▸ TASK STATEMENT
Restate each line word for word. Leave out every picture.

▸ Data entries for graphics
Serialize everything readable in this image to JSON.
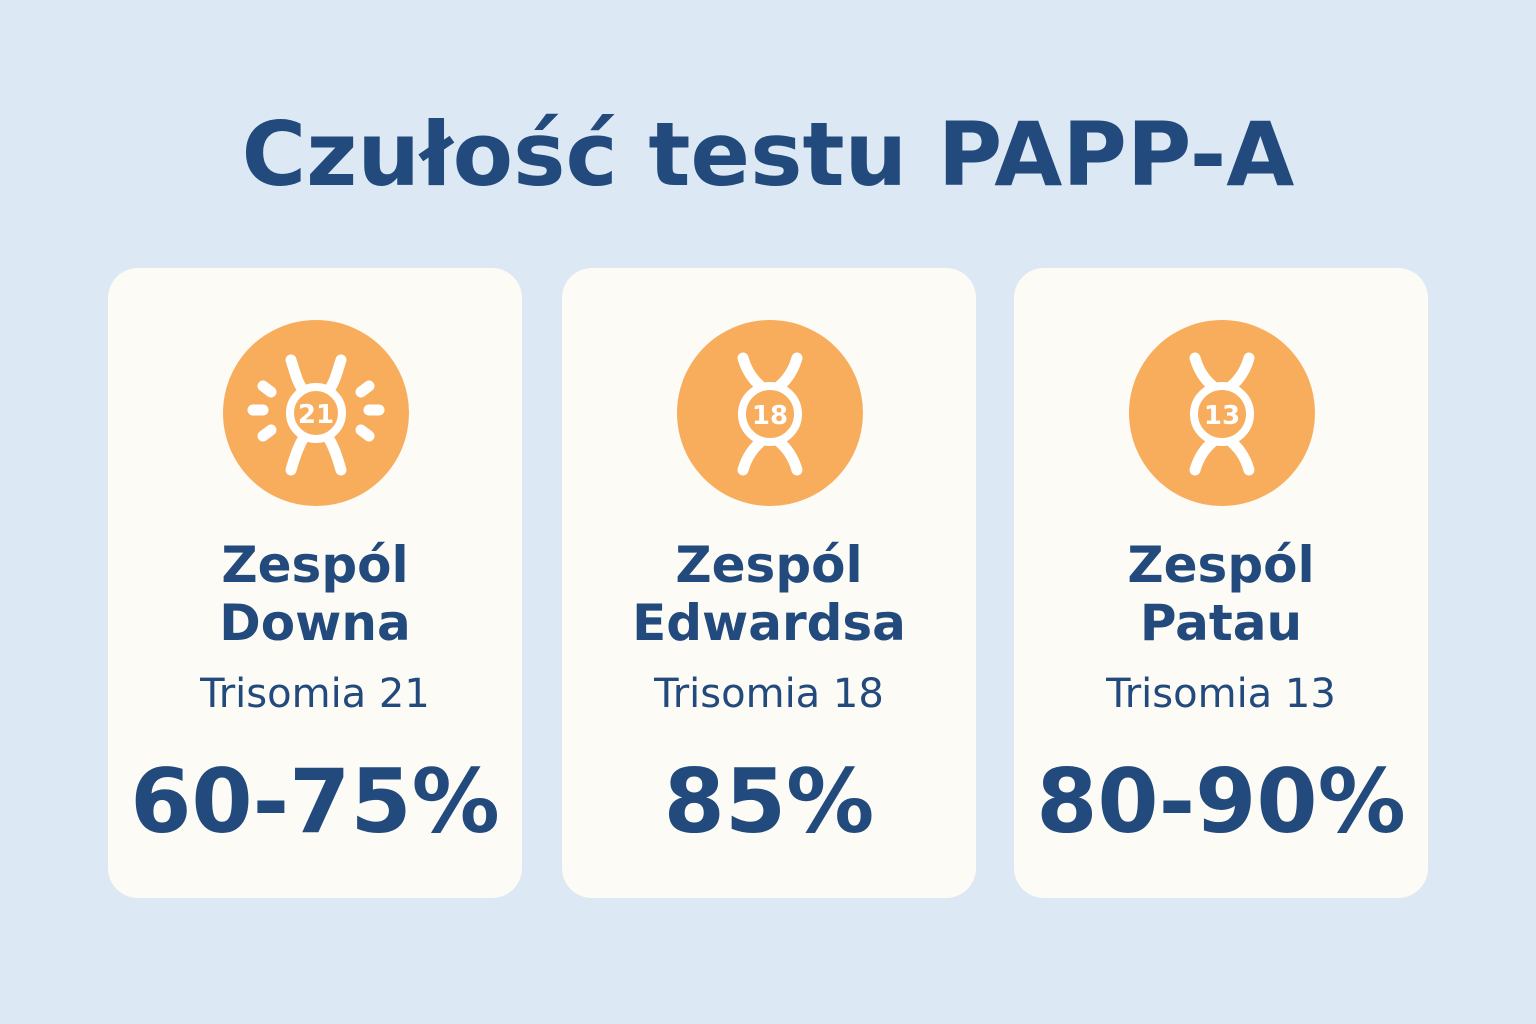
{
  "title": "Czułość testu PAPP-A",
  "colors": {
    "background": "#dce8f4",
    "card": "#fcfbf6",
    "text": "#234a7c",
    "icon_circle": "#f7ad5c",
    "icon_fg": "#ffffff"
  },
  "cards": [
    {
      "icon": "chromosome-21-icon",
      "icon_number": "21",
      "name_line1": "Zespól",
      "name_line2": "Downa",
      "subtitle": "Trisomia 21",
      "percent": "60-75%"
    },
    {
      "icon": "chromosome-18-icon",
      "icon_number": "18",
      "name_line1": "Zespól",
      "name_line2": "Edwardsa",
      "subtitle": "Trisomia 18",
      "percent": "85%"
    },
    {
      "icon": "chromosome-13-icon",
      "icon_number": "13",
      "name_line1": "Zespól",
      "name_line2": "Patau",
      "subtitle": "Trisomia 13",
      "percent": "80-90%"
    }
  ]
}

▸ PROBLEM SOLUTION
Serialize everything readable in this image to JSON.
{
  "title": "Czułość testu PAPP-A",
  "colors": {
    "background": "#dce8f4",
    "card": "#fcfbf6",
    "text": "#234a7c",
    "icon_circle": "#f7ad5c",
    "icon_fg": "#ffffff"
  },
  "cards": [
    {
      "icon": "chromosome-21-icon",
      "icon_number": "21",
      "name_line1": "Zespól",
      "name_line2": "Downa",
      "subtitle": "Trisomia 21",
      "percent": "60-75%"
    },
    {
      "icon": "chromosome-18-icon",
      "icon_number": "18",
      "name_line1": "Zespól",
      "name_line2": "Edwardsa",
      "subtitle": "Trisomia 18",
      "percent": "85%"
    },
    {
      "icon": "chromosome-13-icon",
      "icon_number": "13",
      "name_line1": "Zespól",
      "name_line2": "Patau",
      "subtitle": "Trisomia 13",
      "percent": "80-90%"
    }
  ]
}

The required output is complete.